### Job
Copy, in full, each line of the material that holds the word "ADAN".
--- Begin Data excerpts ---
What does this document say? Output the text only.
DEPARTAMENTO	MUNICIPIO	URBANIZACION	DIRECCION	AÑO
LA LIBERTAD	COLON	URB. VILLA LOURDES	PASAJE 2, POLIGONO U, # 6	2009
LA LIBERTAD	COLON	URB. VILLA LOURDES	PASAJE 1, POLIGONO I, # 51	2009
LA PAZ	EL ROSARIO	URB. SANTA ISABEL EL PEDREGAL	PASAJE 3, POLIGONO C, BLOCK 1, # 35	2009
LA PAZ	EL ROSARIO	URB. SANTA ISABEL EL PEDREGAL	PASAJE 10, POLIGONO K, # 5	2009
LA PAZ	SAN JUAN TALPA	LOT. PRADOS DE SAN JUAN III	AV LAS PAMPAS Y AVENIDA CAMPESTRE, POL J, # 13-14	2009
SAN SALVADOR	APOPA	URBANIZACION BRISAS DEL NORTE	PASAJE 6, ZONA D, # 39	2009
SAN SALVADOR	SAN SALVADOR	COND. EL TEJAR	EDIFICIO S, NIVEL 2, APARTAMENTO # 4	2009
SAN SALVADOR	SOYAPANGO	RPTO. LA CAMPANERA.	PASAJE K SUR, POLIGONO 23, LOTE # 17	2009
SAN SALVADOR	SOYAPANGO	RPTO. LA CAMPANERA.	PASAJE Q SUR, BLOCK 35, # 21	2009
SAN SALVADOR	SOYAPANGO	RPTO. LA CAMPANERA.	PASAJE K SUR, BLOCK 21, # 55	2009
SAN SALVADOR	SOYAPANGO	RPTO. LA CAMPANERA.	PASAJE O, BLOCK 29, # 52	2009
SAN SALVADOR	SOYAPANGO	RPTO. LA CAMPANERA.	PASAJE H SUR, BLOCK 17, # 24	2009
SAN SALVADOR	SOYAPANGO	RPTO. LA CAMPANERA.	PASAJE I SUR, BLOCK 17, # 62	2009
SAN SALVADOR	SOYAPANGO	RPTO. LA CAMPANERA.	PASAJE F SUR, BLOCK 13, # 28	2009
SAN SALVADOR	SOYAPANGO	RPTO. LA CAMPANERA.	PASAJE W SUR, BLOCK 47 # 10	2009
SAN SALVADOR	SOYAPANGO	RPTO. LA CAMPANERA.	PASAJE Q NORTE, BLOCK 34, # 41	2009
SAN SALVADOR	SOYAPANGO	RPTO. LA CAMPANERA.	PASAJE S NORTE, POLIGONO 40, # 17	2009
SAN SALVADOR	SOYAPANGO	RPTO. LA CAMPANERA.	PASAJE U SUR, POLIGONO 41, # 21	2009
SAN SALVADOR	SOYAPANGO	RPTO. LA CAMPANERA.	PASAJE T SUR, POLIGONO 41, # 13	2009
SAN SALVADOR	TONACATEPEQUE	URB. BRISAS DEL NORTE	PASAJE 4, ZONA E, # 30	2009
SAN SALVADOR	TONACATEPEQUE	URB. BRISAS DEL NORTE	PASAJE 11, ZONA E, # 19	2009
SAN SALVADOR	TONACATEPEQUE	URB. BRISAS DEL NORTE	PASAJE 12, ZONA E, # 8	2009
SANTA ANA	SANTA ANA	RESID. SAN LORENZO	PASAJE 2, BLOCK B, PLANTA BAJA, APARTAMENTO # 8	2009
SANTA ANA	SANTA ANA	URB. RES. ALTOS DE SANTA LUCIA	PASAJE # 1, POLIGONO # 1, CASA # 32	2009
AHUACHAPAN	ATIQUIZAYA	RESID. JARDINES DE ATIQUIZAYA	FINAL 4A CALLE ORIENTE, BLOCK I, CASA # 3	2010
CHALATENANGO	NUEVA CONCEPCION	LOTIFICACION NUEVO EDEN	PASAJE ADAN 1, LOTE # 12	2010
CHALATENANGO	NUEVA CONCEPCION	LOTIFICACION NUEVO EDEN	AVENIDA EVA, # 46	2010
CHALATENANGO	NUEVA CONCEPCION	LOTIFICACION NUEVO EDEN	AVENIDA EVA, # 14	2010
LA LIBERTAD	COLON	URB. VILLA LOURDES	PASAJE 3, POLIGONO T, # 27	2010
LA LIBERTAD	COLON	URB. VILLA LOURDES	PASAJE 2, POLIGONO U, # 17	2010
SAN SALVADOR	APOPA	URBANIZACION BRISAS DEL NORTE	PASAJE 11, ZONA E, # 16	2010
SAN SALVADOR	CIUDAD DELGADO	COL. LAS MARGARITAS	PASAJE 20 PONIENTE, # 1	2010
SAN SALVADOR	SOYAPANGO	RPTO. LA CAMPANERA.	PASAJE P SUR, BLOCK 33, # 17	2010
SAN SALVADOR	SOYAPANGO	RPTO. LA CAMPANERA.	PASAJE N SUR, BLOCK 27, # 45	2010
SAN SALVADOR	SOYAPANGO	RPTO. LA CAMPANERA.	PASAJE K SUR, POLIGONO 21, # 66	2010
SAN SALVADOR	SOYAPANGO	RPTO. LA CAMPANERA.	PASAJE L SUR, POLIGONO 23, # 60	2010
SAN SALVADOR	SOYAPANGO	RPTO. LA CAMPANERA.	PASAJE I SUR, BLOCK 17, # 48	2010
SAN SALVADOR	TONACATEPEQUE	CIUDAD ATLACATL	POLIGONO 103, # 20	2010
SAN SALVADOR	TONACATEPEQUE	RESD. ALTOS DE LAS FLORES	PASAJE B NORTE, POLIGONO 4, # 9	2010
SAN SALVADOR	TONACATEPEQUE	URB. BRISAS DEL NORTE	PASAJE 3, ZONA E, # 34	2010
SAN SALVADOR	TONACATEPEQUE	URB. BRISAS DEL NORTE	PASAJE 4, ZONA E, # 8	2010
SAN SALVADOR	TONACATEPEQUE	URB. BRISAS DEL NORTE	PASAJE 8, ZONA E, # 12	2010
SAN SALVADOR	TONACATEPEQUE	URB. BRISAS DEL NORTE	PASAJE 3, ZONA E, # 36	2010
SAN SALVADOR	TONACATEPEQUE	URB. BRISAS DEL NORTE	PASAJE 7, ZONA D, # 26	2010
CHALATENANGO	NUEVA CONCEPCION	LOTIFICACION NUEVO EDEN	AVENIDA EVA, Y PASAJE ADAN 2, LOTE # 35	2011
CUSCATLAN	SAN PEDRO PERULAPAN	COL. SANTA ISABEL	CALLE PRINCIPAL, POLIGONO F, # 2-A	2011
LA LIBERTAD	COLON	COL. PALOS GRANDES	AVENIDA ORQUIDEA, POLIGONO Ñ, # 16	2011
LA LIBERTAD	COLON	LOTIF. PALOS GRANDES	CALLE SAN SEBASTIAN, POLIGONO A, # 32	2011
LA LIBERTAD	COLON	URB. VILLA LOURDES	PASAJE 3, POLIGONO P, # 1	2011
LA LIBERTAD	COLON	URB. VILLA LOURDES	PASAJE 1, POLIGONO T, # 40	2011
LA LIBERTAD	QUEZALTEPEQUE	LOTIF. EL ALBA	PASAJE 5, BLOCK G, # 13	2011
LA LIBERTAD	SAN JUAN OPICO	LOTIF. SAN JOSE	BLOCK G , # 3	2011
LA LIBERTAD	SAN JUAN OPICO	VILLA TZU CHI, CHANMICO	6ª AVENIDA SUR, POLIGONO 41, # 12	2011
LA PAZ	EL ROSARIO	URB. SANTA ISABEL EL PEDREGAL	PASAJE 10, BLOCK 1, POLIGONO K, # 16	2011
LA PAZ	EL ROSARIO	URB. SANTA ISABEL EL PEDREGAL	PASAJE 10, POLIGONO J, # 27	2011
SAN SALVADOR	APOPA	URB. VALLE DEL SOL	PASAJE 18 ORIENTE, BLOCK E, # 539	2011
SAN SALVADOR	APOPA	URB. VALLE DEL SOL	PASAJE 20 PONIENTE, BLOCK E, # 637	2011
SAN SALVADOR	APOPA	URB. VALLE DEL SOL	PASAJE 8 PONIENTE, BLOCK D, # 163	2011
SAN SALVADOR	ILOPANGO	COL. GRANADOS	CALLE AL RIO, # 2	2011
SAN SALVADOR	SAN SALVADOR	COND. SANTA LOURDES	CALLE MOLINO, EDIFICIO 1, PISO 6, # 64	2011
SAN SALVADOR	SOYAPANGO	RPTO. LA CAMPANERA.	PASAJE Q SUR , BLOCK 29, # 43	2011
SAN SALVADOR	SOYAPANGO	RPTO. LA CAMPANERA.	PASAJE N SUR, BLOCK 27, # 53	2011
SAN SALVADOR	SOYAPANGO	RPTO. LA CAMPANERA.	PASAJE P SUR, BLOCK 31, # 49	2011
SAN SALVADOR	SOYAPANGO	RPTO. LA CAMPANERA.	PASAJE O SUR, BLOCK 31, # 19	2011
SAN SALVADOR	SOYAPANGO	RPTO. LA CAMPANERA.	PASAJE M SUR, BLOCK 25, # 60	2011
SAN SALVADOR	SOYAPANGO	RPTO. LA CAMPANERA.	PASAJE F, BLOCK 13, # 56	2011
--- End Data excerpts ---
### Finished task
CHALATENANGO	NUEVA CONCEPCION	LOTIFICACION NUEVO EDEN	PASAJE ADAN 1, LOTE # 12	2010
CHALATENANGO	NUEVA CONCEPCION	LOTIFICACION NUEVO EDEN	AVENIDA EVA, Y PASAJE ADAN 2, LOTE # 35	2011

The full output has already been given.